>>>>>

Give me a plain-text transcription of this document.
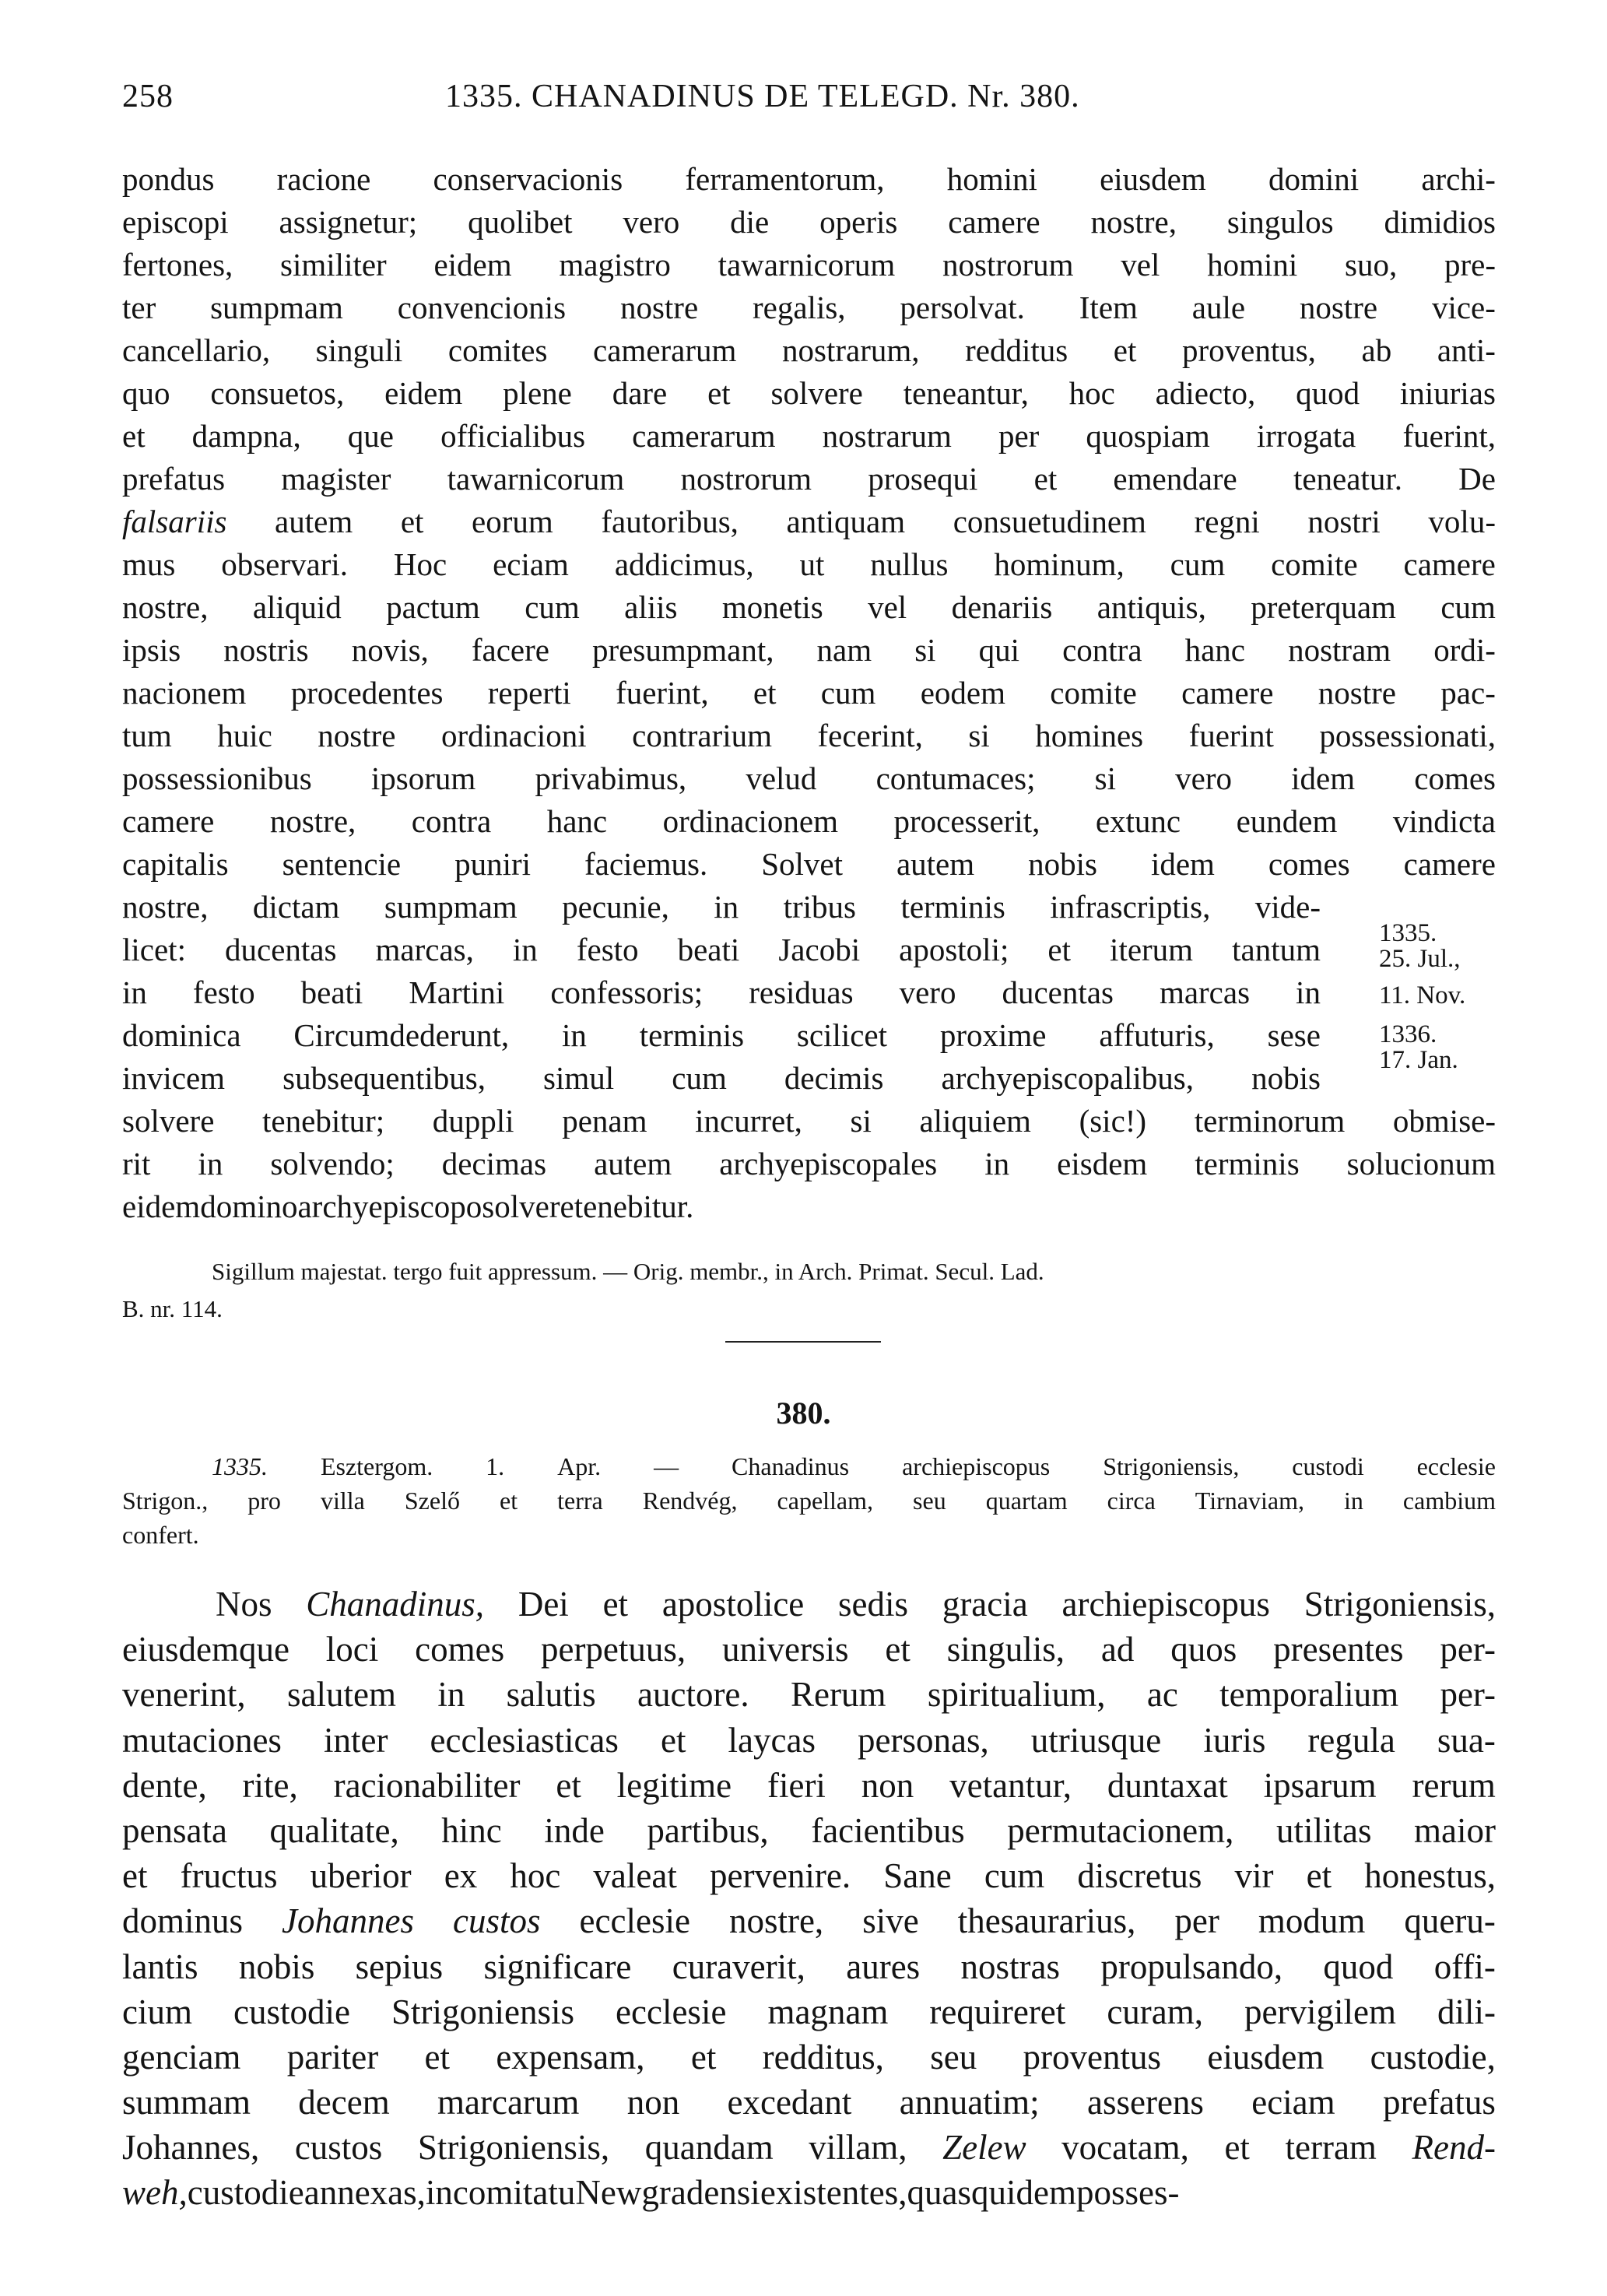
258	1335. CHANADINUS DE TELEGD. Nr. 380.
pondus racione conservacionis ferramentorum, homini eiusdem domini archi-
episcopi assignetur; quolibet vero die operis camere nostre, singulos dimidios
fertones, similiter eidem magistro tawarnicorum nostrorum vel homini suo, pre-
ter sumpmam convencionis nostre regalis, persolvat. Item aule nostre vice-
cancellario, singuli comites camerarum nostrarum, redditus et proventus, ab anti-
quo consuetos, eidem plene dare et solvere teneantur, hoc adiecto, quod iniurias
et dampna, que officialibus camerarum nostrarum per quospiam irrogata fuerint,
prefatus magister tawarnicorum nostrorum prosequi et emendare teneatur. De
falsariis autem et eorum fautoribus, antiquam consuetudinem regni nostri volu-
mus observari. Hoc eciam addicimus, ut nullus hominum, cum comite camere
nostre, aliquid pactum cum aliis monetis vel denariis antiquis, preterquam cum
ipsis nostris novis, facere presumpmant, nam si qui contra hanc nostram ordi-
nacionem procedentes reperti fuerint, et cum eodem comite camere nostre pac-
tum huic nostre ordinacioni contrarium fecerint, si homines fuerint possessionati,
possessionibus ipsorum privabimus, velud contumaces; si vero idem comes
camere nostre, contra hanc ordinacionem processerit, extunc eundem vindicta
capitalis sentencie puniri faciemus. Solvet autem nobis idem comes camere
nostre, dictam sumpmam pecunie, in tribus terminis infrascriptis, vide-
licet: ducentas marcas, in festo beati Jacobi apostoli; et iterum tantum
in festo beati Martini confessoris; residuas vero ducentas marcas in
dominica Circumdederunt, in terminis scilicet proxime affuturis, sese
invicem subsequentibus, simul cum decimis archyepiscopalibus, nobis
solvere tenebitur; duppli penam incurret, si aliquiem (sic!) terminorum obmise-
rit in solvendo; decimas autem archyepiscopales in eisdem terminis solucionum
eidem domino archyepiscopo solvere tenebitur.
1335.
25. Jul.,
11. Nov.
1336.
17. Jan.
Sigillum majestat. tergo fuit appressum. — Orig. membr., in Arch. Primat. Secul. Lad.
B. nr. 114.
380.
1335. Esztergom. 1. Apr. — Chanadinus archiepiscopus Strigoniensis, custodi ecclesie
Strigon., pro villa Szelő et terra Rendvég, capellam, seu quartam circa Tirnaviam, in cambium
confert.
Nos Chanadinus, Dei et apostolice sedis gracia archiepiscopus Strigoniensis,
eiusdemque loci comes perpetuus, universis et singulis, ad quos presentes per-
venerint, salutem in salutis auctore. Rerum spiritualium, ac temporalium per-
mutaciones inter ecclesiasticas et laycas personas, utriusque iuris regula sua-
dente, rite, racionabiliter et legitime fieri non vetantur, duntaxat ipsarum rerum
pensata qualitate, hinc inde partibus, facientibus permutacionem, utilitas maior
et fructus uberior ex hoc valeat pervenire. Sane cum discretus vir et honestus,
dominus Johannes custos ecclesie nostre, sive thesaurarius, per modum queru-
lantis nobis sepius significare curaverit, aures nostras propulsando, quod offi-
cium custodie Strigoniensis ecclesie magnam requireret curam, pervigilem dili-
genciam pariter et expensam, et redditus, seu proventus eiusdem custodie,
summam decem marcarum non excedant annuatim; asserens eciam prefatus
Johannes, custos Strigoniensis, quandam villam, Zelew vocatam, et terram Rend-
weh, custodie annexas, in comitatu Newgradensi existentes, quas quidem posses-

<<<<<

GOAL: Reproduce all entries without any change, and omit the pictures.

WRITTEN SOLUTION:
Give me a plain-text transcription of this document.
258	1335. CHANADINUS DE TELEGD. Nr. 380.
pondus racione conservacionis ferramentorum, homini eiusdem domini archi-
episcopi assignetur; quolibet vero die operis camere nostre, singulos dimidios
fertones, similiter eidem magistro tawarnicorum nostrorum vel homini suo, pre-
ter sumpmam convencionis nostre regalis, persolvat. Item aule nostre vice-
cancellario, singuli comites camerarum nostrarum, redditus et proventus, ab anti-
quo consuetos, eidem plene dare et solvere teneantur, hoc adiecto, quod iniurias
et dampna, que officialibus camerarum nostrarum per quospiam irrogata fuerint,
prefatus magister tawarnicorum nostrorum prosequi et emendare teneatur. De
falsariis autem et eorum fautoribus, antiquam consuetudinem regni nostri volu-
mus observari. Hoc eciam addicimus, ut nullus hominum, cum comite camere
nostre, aliquid pactum cum aliis monetis vel denariis antiquis, preterquam cum
ipsis nostris novis, facere presumpmant, nam si qui contra hanc nostram ordi-
nacionem procedentes reperti fuerint, et cum eodem comite camere nostre pac-
tum huic nostre ordinacioni contrarium fecerint, si homines fuerint possessionati,
possessionibus ipsorum privabimus, velud contumaces; si vero idem comes
camere nostre, contra hanc ordinacionem processerit, extunc eundem vindicta
capitalis sentencie puniri faciemus. Solvet autem nobis idem comes camere
nostre, dictam sumpmam pecunie, in tribus terminis infrascriptis, vide-
licet: ducentas marcas, in festo beati Jacobi apostoli; et iterum tantum
in festo beati Martini confessoris; residuas vero ducentas marcas in
dominica Circumdederunt, in terminis scilicet proxime affuturis, sese
invicem subsequentibus, simul cum decimis archyepiscopalibus, nobis
solvere tenebitur; duppli penam incurret, si aliquiem (sic!) terminorum obmise-
rit in solvendo; decimas autem archyepiscopales in eisdem terminis solucionum
eidem domino archyepiscopo solvere tenebitur.
1335.
25. Jul.,
11. Nov.
1336.
17. Jan.
Sigillum majestat. tergo fuit appressum. — Orig. membr., in Arch. Primat. Secul. Lad.
B. nr. 114.
380.
1335. Esztergom. 1. Apr. — Chanadinus archiepiscopus Strigoniensis, custodi ecclesie
Strigon., pro villa Szelő et terra Rendvég, capellam, seu quartam circa Tirnaviam, in cambium
confert.
Nos Chanadinus, Dei et apostolice sedis gracia archiepiscopus Strigoniensis,
eiusdemque loci comes perpetuus, universis et singulis, ad quos presentes per-
venerint, salutem in salutis auctore. Rerum spiritualium, ac temporalium per-
mutaciones inter ecclesiasticas et laycas personas, utriusque iuris regula sua-
dente, rite, racionabiliter et legitime fieri non vetantur, duntaxat ipsarum rerum
pensata qualitate, hinc inde partibus, facientibus permutacionem, utilitas maior
et fructus uberior ex hoc valeat pervenire. Sane cum discretus vir et honestus,
dominus Johannes custos ecclesie nostre, sive thesaurarius, per modum queru-
lantis nobis sepius significare curaverit, aures nostras propulsando, quod offi-
cium custodie Strigoniensis ecclesie magnam requireret curam, pervigilem dili-
genciam pariter et expensam, et redditus, seu proventus eiusdem custodie,
summam decem marcarum non excedant annuatim; asserens eciam prefatus
Johannes, custos Strigoniensis, quandam villam, Zelew vocatam, et terram Rend-
weh, custodie annexas, in comitatu Newgradensi existentes, quas quidem posses-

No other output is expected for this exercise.